STATED EXERCISE:
In the listing that follows, count each line where the word "them" appears; write nothing but the count.

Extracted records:

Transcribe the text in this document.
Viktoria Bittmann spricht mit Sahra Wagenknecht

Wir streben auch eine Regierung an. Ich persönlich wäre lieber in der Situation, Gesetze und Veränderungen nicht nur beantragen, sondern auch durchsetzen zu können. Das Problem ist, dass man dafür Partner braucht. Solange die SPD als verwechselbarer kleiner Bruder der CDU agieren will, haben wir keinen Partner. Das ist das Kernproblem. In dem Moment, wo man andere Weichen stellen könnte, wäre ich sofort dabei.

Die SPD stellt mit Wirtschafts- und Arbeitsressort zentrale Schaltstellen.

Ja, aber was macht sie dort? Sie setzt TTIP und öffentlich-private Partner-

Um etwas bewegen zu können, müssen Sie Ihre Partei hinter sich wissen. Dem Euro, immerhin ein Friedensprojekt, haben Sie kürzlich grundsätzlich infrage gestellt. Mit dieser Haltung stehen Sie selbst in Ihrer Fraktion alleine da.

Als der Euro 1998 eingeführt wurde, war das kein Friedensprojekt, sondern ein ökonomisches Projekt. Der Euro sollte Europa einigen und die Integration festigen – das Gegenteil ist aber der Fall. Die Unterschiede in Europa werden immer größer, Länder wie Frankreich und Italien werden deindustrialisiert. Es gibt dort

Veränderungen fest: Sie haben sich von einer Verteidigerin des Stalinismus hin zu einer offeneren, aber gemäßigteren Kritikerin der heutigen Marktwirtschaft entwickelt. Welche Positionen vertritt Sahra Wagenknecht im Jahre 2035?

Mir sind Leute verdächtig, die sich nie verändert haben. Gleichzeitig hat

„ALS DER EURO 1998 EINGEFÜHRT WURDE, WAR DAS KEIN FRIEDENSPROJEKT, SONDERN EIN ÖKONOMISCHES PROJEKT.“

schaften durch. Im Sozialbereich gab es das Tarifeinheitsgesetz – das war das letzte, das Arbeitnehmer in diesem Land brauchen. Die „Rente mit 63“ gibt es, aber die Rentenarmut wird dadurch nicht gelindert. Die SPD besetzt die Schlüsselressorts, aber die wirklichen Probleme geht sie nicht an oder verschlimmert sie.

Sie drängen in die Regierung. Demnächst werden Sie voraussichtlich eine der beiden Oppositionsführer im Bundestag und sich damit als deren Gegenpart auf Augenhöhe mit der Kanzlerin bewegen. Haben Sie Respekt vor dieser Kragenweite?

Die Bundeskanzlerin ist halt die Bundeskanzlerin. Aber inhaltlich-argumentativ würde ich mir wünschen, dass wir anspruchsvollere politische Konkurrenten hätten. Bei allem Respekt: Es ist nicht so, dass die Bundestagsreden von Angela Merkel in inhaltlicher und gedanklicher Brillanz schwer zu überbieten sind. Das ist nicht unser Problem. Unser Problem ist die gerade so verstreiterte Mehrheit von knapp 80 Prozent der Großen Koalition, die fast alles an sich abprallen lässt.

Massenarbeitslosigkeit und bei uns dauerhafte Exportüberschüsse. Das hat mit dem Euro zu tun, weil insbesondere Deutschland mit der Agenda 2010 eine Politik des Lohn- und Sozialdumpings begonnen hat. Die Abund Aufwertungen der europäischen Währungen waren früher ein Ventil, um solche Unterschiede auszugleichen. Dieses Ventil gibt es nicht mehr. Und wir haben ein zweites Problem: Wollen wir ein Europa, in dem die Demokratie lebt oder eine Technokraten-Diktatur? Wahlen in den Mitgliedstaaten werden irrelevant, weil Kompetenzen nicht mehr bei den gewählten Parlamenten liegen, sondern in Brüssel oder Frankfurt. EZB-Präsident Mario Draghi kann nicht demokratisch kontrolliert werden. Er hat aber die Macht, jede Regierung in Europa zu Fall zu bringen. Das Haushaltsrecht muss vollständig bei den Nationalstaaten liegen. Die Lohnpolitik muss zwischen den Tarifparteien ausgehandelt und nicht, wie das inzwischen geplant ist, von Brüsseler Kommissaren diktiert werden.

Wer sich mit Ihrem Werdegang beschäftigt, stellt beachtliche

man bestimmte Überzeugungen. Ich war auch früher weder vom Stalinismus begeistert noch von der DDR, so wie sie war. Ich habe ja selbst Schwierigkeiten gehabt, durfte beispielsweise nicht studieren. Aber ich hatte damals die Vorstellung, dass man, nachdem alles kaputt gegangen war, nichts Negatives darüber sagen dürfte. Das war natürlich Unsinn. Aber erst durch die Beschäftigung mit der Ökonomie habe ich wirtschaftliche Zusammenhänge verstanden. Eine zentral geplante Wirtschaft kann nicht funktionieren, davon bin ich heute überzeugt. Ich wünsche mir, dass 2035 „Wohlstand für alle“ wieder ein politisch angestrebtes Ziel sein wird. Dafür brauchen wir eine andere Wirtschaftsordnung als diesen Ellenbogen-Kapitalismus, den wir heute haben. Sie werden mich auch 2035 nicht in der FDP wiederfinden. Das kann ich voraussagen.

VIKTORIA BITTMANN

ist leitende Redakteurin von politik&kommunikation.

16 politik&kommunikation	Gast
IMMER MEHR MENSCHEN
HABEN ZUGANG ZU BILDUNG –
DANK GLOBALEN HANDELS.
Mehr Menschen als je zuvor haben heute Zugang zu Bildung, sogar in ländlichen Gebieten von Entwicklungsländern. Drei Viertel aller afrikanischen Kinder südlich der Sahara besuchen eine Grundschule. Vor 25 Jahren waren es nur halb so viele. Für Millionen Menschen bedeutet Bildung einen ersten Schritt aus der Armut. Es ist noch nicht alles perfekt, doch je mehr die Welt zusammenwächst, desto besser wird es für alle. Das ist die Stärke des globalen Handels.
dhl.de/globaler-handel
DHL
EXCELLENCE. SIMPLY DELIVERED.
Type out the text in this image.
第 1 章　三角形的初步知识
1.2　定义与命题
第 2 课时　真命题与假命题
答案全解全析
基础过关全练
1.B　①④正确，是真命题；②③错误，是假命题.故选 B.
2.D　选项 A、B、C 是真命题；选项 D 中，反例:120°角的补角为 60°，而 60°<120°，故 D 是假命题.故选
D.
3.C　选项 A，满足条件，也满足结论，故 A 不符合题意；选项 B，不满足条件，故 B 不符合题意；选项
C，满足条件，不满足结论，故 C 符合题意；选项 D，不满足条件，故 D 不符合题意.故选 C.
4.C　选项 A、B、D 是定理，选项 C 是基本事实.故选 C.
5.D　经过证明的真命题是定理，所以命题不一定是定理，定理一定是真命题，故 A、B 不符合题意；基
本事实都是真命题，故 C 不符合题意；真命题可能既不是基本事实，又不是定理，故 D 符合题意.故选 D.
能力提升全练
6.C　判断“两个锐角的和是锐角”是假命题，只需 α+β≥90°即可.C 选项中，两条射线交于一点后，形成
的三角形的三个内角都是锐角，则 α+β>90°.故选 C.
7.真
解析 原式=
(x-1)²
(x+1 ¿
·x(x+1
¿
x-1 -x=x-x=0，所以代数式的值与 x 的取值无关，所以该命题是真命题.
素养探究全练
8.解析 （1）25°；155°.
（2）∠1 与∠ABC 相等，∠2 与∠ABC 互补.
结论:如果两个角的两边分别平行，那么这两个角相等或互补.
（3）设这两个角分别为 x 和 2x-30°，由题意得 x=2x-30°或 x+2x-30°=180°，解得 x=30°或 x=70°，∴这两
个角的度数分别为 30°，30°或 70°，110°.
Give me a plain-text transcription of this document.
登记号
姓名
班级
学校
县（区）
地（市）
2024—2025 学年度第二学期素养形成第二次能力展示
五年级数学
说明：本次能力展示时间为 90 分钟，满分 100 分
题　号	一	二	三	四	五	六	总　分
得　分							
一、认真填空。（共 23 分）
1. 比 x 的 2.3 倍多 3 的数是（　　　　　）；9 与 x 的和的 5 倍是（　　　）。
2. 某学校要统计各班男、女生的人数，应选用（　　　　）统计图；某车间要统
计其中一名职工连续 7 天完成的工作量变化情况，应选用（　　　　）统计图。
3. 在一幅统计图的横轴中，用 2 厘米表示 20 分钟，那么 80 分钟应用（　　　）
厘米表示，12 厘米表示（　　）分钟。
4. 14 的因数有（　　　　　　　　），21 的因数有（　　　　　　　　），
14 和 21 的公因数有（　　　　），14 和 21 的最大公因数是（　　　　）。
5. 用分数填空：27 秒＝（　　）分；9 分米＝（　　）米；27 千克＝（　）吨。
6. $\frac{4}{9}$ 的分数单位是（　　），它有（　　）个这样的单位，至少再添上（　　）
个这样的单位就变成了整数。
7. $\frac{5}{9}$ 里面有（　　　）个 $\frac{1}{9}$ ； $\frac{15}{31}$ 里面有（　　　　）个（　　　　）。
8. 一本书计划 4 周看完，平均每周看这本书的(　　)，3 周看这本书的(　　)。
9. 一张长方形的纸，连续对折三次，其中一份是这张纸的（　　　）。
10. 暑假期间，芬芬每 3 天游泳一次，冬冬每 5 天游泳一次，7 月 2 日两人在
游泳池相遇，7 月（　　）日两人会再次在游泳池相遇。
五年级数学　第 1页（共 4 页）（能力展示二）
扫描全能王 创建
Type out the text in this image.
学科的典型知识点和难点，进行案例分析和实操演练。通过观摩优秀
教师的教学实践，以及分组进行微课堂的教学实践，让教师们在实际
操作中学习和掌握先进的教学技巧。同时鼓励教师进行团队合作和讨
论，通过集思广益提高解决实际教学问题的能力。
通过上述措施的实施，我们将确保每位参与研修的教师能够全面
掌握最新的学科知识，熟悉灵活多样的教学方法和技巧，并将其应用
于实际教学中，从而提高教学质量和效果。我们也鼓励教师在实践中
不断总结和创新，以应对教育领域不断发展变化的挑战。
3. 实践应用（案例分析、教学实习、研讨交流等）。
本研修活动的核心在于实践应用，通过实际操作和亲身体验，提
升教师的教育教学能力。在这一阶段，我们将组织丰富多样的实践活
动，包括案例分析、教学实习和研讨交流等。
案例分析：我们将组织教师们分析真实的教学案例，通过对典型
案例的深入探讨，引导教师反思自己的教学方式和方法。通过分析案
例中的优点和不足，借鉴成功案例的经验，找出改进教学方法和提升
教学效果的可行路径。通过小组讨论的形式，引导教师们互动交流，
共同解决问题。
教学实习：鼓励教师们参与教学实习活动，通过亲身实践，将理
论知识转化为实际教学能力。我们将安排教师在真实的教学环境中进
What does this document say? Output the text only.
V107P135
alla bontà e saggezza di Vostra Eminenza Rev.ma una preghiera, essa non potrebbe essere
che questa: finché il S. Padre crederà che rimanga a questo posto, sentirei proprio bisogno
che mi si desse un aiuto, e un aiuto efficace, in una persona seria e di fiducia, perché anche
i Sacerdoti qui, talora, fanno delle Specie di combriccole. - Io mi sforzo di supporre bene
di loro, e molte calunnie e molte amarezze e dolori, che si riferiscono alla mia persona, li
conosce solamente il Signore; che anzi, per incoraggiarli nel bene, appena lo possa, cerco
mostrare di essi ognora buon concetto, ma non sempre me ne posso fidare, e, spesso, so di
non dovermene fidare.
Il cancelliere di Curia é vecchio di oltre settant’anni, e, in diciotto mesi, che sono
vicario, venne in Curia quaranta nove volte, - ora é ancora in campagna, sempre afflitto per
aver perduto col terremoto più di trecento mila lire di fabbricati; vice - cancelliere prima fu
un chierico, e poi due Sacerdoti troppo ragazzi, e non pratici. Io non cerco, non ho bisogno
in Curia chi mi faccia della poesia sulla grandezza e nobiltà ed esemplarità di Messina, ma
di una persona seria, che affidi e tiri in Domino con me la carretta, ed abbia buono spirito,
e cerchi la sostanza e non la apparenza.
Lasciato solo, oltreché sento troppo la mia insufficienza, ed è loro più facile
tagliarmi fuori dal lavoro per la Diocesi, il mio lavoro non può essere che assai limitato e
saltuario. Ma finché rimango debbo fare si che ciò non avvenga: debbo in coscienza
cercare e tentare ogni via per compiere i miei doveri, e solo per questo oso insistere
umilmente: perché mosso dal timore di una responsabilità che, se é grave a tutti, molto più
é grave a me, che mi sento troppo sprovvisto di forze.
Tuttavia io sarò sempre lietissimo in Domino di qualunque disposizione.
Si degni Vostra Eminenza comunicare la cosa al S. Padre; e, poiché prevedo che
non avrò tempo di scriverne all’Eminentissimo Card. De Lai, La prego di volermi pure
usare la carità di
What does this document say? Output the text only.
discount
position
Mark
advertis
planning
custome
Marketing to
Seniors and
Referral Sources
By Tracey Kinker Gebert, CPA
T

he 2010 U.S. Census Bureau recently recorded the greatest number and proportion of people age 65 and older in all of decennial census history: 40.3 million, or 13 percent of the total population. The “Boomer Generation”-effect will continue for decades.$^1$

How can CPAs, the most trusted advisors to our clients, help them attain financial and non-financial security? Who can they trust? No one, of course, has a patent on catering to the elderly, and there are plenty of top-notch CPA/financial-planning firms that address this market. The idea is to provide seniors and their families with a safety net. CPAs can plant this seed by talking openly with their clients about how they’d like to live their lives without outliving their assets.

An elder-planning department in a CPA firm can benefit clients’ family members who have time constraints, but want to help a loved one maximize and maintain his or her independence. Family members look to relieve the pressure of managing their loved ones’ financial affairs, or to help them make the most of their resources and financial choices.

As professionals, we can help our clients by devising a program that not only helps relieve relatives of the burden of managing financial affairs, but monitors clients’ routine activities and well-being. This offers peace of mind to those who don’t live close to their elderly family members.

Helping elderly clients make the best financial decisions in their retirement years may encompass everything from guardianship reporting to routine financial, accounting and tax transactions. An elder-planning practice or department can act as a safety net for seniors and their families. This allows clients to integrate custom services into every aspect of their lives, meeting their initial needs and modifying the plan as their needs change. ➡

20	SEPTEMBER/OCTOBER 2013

THE SOLUTION:
2